Task directions: Output the material below in full, exactly as it is.

Start of The records

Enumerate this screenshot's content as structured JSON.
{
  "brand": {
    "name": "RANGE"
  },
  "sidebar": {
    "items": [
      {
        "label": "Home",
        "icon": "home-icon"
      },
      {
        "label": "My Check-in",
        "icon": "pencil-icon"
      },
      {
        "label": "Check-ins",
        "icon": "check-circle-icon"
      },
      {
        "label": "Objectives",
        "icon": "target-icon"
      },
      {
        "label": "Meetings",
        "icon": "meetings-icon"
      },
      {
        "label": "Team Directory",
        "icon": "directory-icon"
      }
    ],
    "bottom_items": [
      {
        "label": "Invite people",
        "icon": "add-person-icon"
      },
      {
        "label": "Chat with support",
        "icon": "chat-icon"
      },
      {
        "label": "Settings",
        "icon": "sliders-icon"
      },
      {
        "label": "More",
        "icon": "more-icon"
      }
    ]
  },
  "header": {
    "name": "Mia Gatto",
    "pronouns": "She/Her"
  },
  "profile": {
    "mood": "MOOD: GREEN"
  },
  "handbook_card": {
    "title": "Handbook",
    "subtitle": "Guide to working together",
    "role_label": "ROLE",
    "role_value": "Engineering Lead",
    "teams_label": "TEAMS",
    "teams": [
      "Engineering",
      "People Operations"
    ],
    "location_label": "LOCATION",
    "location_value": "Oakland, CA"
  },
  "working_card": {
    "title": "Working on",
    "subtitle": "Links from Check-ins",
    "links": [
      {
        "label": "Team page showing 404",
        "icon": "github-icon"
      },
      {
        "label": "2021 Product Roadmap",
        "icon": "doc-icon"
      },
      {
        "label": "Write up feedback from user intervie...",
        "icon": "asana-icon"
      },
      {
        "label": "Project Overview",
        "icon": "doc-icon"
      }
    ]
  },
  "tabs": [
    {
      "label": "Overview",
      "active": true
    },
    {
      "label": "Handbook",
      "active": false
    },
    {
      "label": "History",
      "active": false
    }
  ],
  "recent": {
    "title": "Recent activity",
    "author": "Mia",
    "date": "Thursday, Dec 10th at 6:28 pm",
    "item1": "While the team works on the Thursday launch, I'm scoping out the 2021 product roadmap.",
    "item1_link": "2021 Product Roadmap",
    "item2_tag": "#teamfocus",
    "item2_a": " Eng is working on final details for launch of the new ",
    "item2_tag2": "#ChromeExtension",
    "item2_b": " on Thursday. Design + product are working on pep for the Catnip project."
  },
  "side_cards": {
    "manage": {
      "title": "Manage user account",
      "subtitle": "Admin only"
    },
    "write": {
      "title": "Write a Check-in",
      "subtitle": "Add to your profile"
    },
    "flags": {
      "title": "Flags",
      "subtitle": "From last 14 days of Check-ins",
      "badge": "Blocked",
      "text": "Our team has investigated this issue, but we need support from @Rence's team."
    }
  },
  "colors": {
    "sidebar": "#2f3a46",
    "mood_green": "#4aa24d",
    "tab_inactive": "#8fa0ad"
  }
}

End of The records

Task result:
Enumerate this screenshot's content as structured JSON.
{
  "brand": {
    "name": "RANGE"
  },
  "sidebar": {
    "items": [
      {
        "label": "Home",
        "icon": "home-icon"
      },
      {
        "label": "My Check-in",
        "icon": "pencil-icon"
      },
      {
        "label": "Check-ins",
        "icon": "check-circle-icon"
      },
      {
        "label": "Objectives",
        "icon": "target-icon"
      },
      {
        "label": "Meetings",
        "icon": "meetings-icon"
      },
      {
        "label": "Team Directory",
        "icon": "directory-icon"
      }
    ],
    "bottom_items": [
      {
        "label": "Invite people",
        "icon": "add-person-icon"
      },
      {
        "label": "Chat with support",
        "icon": "chat-icon"
      },
      {
        "label": "Settings",
        "icon": "sliders-icon"
      },
      {
        "label": "More",
        "icon": "more-icon"
      }
    ]
  },
  "header": {
    "name": "Mia Gatto",
    "pronouns": "She/Her"
  },
  "profile": {
    "mood": "MOOD: GREEN"
  },
  "handbook_card": {
    "title": "Handbook",
    "subtitle": "Guide to working together",
    "role_label": "ROLE",
    "role_value": "Engineering Lead",
    "teams_label": "TEAMS",
    "teams": [
      "Engineering",
      "People Operations"
    ],
    "location_label": "LOCATION",
    "location_value": "Oakland, CA"
  },
  "working_card": {
    "title": "Working on",
    "subtitle": "Links from Check-ins",
    "links": [
      {
        "label": "Team page showing 404",
        "icon": "github-icon"
      },
      {
        "label": "2021 Product Roadmap",
        "icon": "doc-icon"
      },
      {
        "label": "Write up feedback from user intervie...",
        "icon": "asana-icon"
      },
      {
        "label": "Project Overview",
        "icon": "doc-icon"
      }
    ]
  },
  "tabs": [
    {
      "label": "Overview",
      "active": true
    },
    {
      "label": "Handbook",
      "active": false
    },
    {
      "label": "History",
      "active": false
    }
  ],
  "recent": {
    "title": "Recent activity",
    "author": "Mia",
    "date": "Thursday, Dec 10th at 6:28 pm",
    "item1": "While the team works on the Thursday launch, I'm scoping out the 2021 product roadmap.",
    "item1_link": "2021 Product Roadmap",
    "item2_tag": "#teamfocus",
    "item2_a": " Eng is working on final details for launch of the new ",
    "item2_tag2": "#ChromeExtension",
    "item2_b": " on Thursday. Design + product are working on pep for the Catnip project."
  },
  "side_cards": {
    "manage": {
      "title": "Manage user account",
      "subtitle": "Admin only"
    },
    "write": {
      "title": "Write a Check-in",
      "subtitle": "Add to your profile"
    },
    "flags": {
      "title": "Flags",
      "subtitle": "From last 14 days of Check-ins",
      "badge": "Blocked",
      "text": "Our team has investigated this issue, but we need support from @Rence's team."
    }
  },
  "colors": {
    "sidebar": "#2f3a46",
    "mood_green": "#4aa24d",
    "tab_inactive": "#8fa0ad"
  }
}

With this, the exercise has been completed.